→ **The request**: Sort through the data and copy the lines holding the word "meet".

---------- Recorded information

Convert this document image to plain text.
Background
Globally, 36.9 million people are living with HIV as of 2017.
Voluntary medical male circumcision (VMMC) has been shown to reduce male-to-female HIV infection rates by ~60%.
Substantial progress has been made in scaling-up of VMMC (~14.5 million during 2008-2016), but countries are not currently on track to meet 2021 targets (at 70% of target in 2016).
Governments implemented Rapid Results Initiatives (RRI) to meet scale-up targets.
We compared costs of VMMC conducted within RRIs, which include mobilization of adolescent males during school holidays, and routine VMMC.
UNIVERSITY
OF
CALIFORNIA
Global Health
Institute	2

--------------------

→ **Task result**:
Substantial progress has been made in scaling-up of VMMC (~14.5 million during 2008-2016), but countries are not currently on track to meet 2021 targets (at 70% of target in 2016).
Governments implemented Rapid Results Initiatives (RRI) to meet scale-up targets.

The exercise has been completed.